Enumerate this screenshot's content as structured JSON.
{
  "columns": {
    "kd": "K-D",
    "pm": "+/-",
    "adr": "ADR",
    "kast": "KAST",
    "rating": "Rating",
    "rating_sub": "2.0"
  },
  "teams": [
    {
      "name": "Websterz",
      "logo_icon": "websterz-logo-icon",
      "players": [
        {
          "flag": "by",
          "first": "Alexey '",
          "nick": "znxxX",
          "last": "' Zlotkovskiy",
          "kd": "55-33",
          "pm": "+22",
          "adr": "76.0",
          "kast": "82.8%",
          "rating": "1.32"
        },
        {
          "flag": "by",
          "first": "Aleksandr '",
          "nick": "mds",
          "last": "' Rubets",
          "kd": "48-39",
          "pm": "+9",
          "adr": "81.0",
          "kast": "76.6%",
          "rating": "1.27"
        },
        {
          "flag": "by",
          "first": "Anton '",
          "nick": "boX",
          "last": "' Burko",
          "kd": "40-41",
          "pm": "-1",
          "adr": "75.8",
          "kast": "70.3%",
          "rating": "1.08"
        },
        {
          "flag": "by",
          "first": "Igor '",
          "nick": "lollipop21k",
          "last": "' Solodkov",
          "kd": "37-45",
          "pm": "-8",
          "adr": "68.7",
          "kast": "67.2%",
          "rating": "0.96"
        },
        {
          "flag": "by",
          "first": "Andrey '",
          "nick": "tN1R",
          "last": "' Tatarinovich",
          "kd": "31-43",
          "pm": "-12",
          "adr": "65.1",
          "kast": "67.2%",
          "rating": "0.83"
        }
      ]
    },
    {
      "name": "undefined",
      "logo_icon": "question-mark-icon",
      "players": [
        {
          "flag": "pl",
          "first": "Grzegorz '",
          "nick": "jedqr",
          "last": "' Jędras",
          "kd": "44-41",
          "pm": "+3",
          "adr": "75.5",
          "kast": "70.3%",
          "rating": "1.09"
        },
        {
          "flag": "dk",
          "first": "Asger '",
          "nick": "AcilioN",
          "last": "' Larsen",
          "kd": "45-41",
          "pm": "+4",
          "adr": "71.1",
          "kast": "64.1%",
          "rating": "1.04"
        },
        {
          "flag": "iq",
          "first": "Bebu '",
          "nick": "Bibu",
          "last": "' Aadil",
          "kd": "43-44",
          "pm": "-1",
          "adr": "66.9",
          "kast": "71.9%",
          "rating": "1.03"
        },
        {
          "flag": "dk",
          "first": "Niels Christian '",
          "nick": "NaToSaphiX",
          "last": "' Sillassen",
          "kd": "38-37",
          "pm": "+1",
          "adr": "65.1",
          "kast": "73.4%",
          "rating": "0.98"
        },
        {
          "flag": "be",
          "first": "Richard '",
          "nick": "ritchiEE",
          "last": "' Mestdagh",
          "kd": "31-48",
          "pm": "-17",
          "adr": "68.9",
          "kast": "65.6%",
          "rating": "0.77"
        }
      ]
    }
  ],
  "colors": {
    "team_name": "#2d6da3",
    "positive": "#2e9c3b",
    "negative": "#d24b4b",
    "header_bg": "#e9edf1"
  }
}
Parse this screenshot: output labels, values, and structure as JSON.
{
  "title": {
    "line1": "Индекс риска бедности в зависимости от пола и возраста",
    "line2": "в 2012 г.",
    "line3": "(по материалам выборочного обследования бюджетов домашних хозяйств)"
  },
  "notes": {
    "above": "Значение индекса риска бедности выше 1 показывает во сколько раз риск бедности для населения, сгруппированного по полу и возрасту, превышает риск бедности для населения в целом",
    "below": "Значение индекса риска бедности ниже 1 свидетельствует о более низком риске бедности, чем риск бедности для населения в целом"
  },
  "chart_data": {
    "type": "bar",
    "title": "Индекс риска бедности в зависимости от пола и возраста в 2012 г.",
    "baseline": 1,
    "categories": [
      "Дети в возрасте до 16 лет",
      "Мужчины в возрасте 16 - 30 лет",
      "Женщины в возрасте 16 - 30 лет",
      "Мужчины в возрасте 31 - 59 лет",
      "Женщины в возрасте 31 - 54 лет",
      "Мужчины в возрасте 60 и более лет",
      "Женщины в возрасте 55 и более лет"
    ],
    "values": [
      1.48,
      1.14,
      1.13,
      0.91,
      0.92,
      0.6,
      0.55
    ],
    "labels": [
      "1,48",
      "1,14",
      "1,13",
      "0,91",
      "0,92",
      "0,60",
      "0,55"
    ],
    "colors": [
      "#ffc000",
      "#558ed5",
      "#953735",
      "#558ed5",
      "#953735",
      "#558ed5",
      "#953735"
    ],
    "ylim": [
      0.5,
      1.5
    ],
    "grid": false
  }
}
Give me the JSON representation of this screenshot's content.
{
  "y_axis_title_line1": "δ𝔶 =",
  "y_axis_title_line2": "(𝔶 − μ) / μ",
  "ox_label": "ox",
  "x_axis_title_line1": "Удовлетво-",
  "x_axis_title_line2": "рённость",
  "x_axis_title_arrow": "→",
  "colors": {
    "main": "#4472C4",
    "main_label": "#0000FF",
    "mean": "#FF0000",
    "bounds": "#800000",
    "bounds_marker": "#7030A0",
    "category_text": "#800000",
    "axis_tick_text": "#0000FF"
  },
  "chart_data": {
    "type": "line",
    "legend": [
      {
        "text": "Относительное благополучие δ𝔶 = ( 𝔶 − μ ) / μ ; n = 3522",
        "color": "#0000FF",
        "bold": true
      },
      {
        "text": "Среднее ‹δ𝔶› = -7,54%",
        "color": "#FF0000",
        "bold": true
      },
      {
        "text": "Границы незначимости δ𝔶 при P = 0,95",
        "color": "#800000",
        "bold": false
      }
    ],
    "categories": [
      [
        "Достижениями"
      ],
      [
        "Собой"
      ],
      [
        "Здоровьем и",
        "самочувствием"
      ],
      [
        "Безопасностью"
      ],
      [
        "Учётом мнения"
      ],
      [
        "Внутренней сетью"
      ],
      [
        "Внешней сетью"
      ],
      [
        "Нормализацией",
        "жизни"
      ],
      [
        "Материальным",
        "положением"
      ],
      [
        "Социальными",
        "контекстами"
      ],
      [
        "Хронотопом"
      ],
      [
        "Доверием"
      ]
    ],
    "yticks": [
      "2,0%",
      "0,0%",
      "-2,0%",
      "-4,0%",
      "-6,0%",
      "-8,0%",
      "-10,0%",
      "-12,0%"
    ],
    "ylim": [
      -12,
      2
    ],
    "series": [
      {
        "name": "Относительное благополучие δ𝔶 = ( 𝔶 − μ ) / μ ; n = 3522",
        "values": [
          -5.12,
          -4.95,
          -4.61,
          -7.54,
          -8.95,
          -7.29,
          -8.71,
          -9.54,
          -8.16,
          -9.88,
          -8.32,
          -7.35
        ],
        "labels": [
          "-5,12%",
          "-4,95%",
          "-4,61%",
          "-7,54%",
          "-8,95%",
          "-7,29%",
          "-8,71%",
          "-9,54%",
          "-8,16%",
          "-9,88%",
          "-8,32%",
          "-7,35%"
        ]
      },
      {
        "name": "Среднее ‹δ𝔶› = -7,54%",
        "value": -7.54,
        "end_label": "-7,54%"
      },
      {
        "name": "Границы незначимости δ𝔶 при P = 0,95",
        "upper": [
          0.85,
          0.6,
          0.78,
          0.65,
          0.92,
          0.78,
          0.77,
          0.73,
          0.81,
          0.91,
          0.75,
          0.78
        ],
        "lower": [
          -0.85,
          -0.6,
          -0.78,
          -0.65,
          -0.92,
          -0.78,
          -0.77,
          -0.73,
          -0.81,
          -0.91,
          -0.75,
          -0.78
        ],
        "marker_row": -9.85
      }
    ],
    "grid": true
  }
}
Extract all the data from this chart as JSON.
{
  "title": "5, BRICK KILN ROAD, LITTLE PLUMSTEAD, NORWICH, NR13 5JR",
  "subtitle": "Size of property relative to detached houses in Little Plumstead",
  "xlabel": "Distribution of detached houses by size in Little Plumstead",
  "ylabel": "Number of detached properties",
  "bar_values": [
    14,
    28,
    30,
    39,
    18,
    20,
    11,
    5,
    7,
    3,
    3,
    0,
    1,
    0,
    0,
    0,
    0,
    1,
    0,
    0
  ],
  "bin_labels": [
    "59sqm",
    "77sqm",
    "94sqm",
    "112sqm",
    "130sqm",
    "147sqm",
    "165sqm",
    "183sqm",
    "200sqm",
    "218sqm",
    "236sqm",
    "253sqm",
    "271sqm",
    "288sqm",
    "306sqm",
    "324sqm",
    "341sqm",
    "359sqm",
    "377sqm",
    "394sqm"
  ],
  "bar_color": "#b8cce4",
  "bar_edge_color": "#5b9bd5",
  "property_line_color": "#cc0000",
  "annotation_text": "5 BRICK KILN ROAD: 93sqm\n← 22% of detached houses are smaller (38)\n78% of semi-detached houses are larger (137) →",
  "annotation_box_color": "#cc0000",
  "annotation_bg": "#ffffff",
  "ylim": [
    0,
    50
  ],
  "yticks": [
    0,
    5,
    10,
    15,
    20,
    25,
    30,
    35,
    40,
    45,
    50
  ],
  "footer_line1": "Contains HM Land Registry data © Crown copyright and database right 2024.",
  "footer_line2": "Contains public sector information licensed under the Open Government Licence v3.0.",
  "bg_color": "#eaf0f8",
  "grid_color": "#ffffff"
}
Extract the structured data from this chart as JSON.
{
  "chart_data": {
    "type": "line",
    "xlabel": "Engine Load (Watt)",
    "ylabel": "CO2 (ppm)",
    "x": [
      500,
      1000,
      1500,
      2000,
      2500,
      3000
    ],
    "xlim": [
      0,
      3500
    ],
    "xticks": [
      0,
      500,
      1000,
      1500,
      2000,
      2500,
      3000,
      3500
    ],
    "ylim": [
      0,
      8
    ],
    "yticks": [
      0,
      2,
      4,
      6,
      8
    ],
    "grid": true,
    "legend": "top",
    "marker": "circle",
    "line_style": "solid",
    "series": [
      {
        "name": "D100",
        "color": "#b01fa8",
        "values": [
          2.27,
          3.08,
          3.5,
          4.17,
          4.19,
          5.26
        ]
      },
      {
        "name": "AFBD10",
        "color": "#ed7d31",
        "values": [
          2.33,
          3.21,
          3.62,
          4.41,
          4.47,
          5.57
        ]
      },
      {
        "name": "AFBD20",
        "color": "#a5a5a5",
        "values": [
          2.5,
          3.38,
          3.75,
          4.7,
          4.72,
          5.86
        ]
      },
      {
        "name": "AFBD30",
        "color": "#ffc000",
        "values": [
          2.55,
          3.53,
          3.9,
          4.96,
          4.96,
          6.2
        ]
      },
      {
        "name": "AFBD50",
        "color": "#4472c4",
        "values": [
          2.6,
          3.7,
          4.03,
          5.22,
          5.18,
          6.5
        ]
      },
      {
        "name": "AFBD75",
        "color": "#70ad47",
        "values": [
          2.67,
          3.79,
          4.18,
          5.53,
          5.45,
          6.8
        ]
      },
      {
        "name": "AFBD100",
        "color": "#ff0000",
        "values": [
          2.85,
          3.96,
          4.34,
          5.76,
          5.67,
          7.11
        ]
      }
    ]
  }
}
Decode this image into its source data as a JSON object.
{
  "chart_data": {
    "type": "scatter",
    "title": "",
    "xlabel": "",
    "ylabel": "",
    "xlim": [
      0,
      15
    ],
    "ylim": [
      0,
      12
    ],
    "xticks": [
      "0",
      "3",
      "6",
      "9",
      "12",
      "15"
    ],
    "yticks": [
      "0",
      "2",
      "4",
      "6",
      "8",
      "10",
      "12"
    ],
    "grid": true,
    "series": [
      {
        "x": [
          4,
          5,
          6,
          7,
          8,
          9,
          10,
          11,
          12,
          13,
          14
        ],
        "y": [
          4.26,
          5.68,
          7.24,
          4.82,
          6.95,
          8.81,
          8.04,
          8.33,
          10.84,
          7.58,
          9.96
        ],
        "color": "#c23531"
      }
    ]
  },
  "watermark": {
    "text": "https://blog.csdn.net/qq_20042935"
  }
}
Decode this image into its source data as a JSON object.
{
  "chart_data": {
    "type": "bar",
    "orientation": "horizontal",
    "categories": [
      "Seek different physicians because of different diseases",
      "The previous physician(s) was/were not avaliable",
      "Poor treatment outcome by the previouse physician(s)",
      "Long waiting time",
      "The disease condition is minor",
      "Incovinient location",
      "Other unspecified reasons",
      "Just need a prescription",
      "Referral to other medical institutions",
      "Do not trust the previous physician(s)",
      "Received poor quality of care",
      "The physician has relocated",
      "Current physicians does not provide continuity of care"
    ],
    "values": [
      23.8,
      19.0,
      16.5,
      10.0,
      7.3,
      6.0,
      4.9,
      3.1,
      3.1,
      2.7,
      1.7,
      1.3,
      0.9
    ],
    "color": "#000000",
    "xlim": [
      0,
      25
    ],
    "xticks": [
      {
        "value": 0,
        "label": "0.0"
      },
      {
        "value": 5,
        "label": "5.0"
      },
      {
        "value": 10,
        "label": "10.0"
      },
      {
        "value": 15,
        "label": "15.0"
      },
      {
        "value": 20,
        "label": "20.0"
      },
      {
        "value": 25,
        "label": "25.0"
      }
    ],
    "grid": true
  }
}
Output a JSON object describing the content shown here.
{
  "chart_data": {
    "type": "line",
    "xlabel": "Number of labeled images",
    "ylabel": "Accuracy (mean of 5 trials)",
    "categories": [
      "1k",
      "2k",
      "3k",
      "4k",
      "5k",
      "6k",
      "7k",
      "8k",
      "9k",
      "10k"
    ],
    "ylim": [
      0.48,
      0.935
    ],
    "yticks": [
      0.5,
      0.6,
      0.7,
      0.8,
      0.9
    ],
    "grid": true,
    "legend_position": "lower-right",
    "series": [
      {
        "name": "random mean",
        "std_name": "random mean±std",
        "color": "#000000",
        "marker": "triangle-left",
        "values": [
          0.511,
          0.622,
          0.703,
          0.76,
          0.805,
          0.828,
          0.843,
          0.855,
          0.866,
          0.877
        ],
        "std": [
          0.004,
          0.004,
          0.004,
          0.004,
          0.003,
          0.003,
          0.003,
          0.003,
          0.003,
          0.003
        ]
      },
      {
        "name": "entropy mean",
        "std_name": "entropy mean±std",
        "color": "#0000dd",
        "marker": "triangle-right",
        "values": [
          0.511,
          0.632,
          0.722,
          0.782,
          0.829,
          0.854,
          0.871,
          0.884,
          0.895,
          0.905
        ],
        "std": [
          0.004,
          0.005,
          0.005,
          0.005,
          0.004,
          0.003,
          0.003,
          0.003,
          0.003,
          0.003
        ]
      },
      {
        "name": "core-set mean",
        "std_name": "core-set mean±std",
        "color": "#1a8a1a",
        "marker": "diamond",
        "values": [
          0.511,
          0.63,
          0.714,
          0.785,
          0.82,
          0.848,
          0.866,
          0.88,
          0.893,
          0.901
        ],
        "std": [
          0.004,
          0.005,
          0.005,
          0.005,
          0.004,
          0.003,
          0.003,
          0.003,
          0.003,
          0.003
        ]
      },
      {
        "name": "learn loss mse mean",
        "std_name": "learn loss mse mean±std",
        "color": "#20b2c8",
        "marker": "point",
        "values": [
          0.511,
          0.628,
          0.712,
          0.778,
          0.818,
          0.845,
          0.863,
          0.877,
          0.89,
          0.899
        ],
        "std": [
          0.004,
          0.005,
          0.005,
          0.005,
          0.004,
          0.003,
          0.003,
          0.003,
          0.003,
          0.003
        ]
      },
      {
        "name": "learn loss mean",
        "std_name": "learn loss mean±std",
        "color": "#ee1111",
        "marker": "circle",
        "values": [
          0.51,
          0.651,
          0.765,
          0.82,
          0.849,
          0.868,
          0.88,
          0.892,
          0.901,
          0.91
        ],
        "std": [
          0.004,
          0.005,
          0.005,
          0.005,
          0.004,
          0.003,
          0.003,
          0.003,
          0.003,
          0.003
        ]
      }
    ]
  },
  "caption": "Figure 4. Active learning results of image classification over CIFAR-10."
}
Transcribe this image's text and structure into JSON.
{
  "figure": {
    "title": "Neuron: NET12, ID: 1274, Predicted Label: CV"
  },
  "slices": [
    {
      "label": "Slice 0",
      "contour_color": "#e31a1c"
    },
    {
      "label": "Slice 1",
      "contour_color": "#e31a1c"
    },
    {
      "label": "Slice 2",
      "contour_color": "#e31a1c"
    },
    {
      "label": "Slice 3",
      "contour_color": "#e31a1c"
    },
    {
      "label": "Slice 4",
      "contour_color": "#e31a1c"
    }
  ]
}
......
* _What is expected_
Pick out the lines that have the word "kast". Copy them all.

* _Final answer_
    "kast": "KAST",
          "kast": "82.8%",
          "kast": "76.6%",
          "kast": "70.3%",
          "kast": "67.2%",
          "kast": "67.2%",
          "kast": "70.3%",
          "kast": "64.1%",
          "kast": "71.9%",
          "kast": "73.4%",
          "kast": "65.6%",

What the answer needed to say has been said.